[Collection entries]
<<<<

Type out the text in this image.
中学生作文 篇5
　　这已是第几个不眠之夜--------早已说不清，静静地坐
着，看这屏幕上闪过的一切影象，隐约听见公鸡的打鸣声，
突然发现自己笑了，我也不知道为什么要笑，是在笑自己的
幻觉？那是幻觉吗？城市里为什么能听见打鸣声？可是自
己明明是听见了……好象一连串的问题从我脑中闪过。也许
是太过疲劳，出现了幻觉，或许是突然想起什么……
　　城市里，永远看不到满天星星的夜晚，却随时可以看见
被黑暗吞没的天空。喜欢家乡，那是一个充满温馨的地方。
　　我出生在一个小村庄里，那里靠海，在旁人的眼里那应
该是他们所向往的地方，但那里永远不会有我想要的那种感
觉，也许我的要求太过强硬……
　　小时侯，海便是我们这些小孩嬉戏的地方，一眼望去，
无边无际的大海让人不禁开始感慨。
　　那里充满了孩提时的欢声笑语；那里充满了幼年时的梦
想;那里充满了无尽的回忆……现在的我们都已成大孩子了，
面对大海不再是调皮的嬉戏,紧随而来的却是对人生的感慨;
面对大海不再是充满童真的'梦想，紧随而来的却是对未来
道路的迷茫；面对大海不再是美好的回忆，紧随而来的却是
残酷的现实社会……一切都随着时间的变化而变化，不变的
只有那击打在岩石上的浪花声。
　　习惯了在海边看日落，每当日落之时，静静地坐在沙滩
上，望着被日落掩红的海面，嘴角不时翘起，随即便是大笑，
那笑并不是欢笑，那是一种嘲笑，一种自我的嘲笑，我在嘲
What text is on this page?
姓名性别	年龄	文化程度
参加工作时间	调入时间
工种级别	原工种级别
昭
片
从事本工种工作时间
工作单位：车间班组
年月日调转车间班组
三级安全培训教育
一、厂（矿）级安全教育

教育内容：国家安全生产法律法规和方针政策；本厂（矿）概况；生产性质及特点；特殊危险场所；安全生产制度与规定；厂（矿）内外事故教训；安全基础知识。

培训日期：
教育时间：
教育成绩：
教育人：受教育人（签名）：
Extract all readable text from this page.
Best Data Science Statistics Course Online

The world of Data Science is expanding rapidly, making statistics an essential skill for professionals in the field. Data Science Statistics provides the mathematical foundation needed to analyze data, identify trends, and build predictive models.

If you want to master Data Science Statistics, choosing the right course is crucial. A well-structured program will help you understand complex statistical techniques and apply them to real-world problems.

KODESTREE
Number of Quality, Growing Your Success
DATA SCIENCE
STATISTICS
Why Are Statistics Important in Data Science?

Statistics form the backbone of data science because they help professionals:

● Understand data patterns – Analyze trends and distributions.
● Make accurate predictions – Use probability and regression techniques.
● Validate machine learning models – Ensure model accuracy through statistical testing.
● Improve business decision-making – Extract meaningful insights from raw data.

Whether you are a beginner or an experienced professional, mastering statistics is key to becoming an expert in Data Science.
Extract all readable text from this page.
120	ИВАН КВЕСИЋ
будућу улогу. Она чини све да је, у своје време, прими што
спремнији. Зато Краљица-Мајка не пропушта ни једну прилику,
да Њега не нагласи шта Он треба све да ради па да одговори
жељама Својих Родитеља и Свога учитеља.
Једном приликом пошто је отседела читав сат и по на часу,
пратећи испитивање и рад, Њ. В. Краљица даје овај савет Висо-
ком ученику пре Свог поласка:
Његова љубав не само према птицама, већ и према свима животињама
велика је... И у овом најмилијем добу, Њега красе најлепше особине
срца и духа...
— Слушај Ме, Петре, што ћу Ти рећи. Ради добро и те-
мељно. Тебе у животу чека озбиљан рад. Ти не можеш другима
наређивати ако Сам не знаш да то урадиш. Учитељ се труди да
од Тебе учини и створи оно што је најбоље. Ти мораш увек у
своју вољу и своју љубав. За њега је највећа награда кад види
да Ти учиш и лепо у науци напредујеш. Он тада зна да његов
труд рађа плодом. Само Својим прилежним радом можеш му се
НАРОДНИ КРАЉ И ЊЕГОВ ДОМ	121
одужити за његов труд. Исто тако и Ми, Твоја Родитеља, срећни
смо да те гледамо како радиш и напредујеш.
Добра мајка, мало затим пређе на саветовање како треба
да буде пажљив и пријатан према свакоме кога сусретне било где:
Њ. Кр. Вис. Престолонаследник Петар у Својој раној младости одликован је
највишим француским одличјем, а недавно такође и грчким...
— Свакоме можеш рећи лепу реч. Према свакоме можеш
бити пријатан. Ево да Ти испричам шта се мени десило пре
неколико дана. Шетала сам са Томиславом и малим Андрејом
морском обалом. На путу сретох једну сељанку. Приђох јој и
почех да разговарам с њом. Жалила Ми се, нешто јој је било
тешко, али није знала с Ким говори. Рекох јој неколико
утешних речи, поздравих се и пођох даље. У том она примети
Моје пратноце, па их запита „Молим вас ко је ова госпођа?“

>>>>

## What is expected
Reproduce every entry shown above, precisely as it stands.

## Result
Type out the text in this image.
中学生作文 篇5
　　这已是第几个不眠之夜--------早已说不清，静静地坐
着，看这屏幕上闪过的一切影象，隐约听见公鸡的打鸣声，
突然发现自己笑了，我也不知道为什么要笑，是在笑自己的
幻觉？那是幻觉吗？城市里为什么能听见打鸣声？可是自
己明明是听见了……好象一连串的问题从我脑中闪过。也许
是太过疲劳，出现了幻觉，或许是突然想起什么……
　　城市里，永远看不到满天星星的夜晚，却随时可以看见
被黑暗吞没的天空。喜欢家乡，那是一个充满温馨的地方。
　　我出生在一个小村庄里，那里靠海，在旁人的眼里那应
该是他们所向往的地方，但那里永远不会有我想要的那种感
觉，也许我的要求太过强硬……
　　小时侯，海便是我们这些小孩嬉戏的地方，一眼望去，
无边无际的大海让人不禁开始感慨。
　　那里充满了孩提时的欢声笑语；那里充满了幼年时的梦
想;那里充满了无尽的回忆……现在的我们都已成大孩子了，
面对大海不再是调皮的嬉戏,紧随而来的却是对人生的感慨;
面对大海不再是充满童真的'梦想，紧随而来的却是对未来
道路的迷茫；面对大海不再是美好的回忆，紧随而来的却是
残酷的现实社会……一切都随着时间的变化而变化，不变的
只有那击打在岩石上的浪花声。
　　习惯了在海边看日落，每当日落之时，静静地坐在沙滩
上，望着被日落掩红的海面，嘴角不时翘起，随即便是大笑，
那笑并不是欢笑，那是一种嘲笑，一种自我的嘲笑，我在嘲
What text is on this page?
姓名性别	年龄	文化程度
参加工作时间	调入时间
工种级别	原工种级别
昭
片
从事本工种工作时间
工作单位：车间班组
年月日调转车间班组
三级安全培训教育
一、厂（矿）级安全教育

教育内容：国家安全生产法律法规和方针政策；本厂（矿）概况；生产性质及特点；特殊危险场所；安全生产制度与规定；厂（矿）内外事故教训；安全基础知识。

培训日期：
教育时间：
教育成绩：
教育人：受教育人（签名）：
Extract all readable text from this page.
Best Data Science Statistics Course Online

The world of Data Science is expanding rapidly, making statistics an essential skill for professionals in the field. Data Science Statistics provides the mathematical foundation needed to analyze data, identify trends, and build predictive models.

If you want to master Data Science Statistics, choosing the right course is crucial. A well-structured program will help you understand complex statistical techniques and apply them to real-world problems.

KODESTREE
Number of Quality, Growing Your Success
DATA SCIENCE
STATISTICS
Why Are Statistics Important in Data Science?

Statistics form the backbone of data science because they help professionals:

● Understand data patterns – Analyze trends and distributions.
● Make accurate predictions – Use probability and regression techniques.
● Validate machine learning models – Ensure model accuracy through statistical testing.
● Improve business decision-making – Extract meaningful insights from raw data.

Whether you are a beginner or an experienced professional, mastering statistics is key to becoming an expert in Data Science.
Extract all readable text from this page.
120	ИВАН КВЕСИЋ
будућу улогу. Она чини све да је, у своје време, прими што
спремнији. Зато Краљица-Мајка не пропушта ни једну прилику,
да Њега не нагласи шта Он треба све да ради па да одговори
жељама Својих Родитеља и Свога учитеља.
Једном приликом пошто је отседела читав сат и по на часу,
пратећи испитивање и рад, Њ. В. Краљица даје овај савет Висо-
ком ученику пре Свог поласка:
Његова љубав не само према птицама, већ и према свима животињама
велика је... И у овом најмилијем добу, Њега красе најлепше особине
срца и духа...
— Слушај Ме, Петре, што ћу Ти рећи. Ради добро и те-
мељно. Тебе у животу чека озбиљан рад. Ти не можеш другима
наређивати ако Сам не знаш да то урадиш. Учитељ се труди да
од Тебе учини и створи оно што је најбоље. Ти мораш увек у
своју вољу и своју љубав. За њега је највећа награда кад види
да Ти учиш и лепо у науци напредујеш. Он тада зна да његов
труд рађа плодом. Само Својим прилежним радом можеш му се
НАРОДНИ КРАЉ И ЊЕГОВ ДОМ	121
одужити за његов труд. Исто тако и Ми, Твоја Родитеља, срећни
смо да те гледамо како радиш и напредујеш.
Добра мајка, мало затим пређе на саветовање како треба
да буде пажљив и пријатан према свакоме кога сусретне било где:
Њ. Кр. Вис. Престолонаследник Петар у Својој раној младости одликован је
највишим француским одличјем, а недавно такође и грчким...
— Свакоме можеш рећи лепу реч. Према свакоме можеш
бити пријатан. Ево да Ти испричам шта се мени десило пре
неколико дана. Шетала сам са Томиславом и малим Андрејом
морском обалом. На путу сретох једну сељанку. Приђох јој и
почех да разговарам с њом. Жалила Ми се, нешто јој је било
тешко, али није знала с Ким говори. Рекох јој неколико
утешних речи, поздравих се и пођох даље. У том она примети
Моје пратноце, па их запита „Молим вас ко је ова госпођа?“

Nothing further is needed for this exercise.